*Exercise requirements*
Rewrite the records from the first line through the line containing "label-strom-name: Strom: —", both included, with "pixels" changed to "px" and everything else left as is.

═══ Information shown

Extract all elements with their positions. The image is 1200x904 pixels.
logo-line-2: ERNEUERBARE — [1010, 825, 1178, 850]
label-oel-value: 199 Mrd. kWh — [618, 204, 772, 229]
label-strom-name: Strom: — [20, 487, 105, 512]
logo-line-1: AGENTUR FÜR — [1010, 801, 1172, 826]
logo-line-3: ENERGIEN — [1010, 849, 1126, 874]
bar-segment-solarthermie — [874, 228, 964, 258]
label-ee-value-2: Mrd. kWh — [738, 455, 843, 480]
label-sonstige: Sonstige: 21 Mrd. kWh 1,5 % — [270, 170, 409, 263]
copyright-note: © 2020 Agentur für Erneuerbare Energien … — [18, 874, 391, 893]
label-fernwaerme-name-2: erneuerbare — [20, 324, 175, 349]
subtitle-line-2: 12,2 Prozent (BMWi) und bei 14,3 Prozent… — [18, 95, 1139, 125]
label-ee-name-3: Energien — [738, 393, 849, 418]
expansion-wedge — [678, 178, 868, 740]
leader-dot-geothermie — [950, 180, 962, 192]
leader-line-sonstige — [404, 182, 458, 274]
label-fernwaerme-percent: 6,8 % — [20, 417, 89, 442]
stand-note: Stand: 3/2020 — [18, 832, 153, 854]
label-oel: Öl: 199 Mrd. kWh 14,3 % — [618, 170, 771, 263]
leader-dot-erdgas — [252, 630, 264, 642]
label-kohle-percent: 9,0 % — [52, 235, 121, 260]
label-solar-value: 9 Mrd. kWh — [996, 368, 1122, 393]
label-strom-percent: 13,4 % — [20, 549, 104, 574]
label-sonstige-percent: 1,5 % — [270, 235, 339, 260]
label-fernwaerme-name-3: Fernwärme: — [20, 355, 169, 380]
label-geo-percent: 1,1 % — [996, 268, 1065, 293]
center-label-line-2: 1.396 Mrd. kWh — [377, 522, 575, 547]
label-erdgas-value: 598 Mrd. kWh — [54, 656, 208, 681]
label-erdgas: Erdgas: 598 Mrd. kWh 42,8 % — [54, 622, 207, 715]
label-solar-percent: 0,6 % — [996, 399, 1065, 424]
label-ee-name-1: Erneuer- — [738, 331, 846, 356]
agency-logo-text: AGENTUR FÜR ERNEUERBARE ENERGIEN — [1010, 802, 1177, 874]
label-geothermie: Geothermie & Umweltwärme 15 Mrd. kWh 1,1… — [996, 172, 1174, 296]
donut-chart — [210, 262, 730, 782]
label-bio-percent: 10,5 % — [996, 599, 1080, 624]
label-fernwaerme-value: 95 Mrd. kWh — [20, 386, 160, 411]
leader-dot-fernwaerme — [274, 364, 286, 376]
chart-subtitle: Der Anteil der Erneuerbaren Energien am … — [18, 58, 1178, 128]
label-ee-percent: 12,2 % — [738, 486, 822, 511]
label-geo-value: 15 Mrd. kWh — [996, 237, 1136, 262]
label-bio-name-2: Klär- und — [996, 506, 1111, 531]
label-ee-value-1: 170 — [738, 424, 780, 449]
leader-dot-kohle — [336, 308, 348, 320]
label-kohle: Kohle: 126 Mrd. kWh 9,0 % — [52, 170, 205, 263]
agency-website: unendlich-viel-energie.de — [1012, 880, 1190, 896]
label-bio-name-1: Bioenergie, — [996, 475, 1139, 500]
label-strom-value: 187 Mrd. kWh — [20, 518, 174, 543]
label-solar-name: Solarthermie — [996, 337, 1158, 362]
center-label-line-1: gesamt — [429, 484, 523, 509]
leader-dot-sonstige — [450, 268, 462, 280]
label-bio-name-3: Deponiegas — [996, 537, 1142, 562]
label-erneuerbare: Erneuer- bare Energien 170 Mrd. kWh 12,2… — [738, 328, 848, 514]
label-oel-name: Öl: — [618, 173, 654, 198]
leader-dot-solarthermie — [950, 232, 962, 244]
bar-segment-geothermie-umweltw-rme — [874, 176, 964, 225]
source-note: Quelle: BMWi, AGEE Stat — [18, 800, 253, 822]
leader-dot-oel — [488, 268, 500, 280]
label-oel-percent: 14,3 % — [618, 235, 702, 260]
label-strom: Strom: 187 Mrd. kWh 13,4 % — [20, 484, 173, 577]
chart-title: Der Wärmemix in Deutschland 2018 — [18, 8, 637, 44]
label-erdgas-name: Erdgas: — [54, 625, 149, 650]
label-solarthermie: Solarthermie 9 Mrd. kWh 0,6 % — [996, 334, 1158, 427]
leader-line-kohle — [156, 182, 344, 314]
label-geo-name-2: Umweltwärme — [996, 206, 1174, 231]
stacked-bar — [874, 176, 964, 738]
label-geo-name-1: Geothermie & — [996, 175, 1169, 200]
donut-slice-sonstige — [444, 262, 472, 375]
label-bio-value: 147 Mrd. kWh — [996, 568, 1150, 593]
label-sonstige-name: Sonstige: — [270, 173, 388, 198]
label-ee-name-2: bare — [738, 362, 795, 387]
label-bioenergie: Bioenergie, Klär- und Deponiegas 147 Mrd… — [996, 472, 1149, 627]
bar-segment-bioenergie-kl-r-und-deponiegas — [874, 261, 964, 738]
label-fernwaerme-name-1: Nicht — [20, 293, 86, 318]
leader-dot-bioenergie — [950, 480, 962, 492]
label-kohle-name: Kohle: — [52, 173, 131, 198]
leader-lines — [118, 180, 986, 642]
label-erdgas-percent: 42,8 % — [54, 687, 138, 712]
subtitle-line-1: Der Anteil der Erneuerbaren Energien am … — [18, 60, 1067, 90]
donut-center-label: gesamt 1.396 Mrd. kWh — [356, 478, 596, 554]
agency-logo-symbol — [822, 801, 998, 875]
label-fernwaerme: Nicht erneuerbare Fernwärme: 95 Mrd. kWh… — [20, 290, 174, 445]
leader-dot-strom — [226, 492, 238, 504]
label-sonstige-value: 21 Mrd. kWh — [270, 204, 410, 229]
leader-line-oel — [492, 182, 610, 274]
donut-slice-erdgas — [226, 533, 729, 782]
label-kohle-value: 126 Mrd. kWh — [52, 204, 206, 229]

══════

*Reply to the task*
Extract all elements with their positions. The image is 1200x904 px.
logo-line-2: ERNEUERBARE — [1010, 825, 1178, 850]
label-oel-value: 199 Mrd. kWh — [618, 204, 772, 229]
label-strom-name: Strom: — [20, 487, 105, 512]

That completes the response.